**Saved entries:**
□ □ □ □

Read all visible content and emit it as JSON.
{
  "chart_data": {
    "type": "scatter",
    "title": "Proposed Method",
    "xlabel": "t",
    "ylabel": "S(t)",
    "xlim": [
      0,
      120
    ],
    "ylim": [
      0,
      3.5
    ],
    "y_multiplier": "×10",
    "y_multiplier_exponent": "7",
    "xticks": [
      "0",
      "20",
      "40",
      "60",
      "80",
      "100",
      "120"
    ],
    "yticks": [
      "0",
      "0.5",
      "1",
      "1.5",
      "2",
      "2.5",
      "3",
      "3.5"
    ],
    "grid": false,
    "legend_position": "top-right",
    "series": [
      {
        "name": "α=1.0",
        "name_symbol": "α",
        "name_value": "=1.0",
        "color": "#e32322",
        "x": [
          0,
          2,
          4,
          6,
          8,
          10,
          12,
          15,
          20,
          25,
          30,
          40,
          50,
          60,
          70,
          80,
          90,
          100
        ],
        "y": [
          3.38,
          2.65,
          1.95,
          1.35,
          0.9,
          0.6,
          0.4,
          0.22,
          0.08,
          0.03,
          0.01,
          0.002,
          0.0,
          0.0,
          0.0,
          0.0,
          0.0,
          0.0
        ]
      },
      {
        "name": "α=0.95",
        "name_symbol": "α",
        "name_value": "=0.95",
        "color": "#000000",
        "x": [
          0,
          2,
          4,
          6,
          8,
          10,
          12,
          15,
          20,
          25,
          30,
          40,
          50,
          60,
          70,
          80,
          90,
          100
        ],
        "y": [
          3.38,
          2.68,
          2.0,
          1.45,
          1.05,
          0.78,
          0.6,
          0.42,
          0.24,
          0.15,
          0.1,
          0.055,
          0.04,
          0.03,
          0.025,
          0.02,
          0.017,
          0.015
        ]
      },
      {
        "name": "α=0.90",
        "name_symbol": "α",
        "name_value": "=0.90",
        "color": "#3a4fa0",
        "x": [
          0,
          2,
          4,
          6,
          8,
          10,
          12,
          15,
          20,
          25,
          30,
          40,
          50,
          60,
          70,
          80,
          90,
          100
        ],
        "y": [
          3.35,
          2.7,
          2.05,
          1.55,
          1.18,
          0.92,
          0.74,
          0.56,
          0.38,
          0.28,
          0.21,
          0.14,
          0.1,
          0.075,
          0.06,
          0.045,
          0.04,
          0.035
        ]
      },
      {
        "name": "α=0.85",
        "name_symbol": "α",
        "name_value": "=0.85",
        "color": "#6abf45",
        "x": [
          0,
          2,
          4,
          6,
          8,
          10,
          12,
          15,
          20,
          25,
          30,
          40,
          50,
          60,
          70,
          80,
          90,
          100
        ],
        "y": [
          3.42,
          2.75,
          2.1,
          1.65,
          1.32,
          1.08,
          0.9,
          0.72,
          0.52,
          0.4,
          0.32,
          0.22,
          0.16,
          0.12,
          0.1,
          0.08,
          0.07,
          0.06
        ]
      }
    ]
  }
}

□ □ □ □

**Exercise details:** Write out the material from the first line to the last, exactly.

**Reply:**
Read all visible content and emit it as JSON.
{
  "chart_data": {
    "type": "scatter",
    "title": "Proposed Method",
    "xlabel": "t",
    "ylabel": "S(t)",
    "xlim": [
      0,
      120
    ],
    "ylim": [
      0,
      3.5
    ],
    "y_multiplier": "×10",
    "y_multiplier_exponent": "7",
    "xticks": [
      "0",
      "20",
      "40",
      "60",
      "80",
      "100",
      "120"
    ],
    "yticks": [
      "0",
      "0.5",
      "1",
      "1.5",
      "2",
      "2.5",
      "3",
      "3.5"
    ],
    "grid": false,
    "legend_position": "top-right",
    "series": [
      {
        "name": "α=1.0",
        "name_symbol": "α",
        "name_value": "=1.0",
        "color": "#e32322",
        "x": [
          0,
          2,
          4,
          6,
          8,
          10,
          12,
          15,
          20,
          25,
          30,
          40,
          50,
          60,
          70,
          80,
          90,
          100
        ],
        "y": [
          3.38,
          2.65,
          1.95,
          1.35,
          0.9,
          0.6,
          0.4,
          0.22,
          0.08,
          0.03,
          0.01,
          0.002,
          0.0,
          0.0,
          0.0,
          0.0,
          0.0,
          0.0
        ]
      },
      {
        "name": "α=0.95",
        "name_symbol": "α",
        "name_value": "=0.95",
        "color": "#000000",
        "x": [
          0,
          2,
          4,
          6,
          8,
          10,
          12,
          15,
          20,
          25,
          30,
          40,
          50,
          60,
          70,
          80,
          90,
          100
        ],
        "y": [
          3.38,
          2.68,
          2.0,
          1.45,
          1.05,
          0.78,
          0.6,
          0.42,
          0.24,
          0.15,
          0.1,
          0.055,
          0.04,
          0.03,
          0.025,
          0.02,
          0.017,
          0.015
        ]
      },
      {
        "name": "α=0.90",
        "name_symbol": "α",
        "name_value": "=0.90",
        "color": "#3a4fa0",
        "x": [
          0,
          2,
          4,
          6,
          8,
          10,
          12,
          15,
          20,
          25,
          30,
          40,
          50,
          60,
          70,
          80,
          90,
          100
        ],
        "y": [
          3.35,
          2.7,
          2.05,
          1.55,
          1.18,
          0.92,
          0.74,
          0.56,
          0.38,
          0.28,
          0.21,
          0.14,
          0.1,
          0.075,
          0.06,
          0.045,
          0.04,
          0.035
        ]
      },
      {
        "name": "α=0.85",
        "name_symbol": "α",
        "name_value": "=0.85",
        "color": "#6abf45",
        "x": [
          0,
          2,
          4,
          6,
          8,
          10,
          12,
          15,
          20,
          25,
          30,
          40,
          50,
          60,
          70,
          80,
          90,
          100
        ],
        "y": [
          3.42,
          2.75,
          2.1,
          1.65,
          1.32,
          1.08,
          0.9,
          0.72,
          0.52,
          0.4,
          0.32,
          0.22,
          0.16,
          0.12,
          0.1,
          0.08,
          0.07,
          0.06
        ]
      }
    ]
  }
}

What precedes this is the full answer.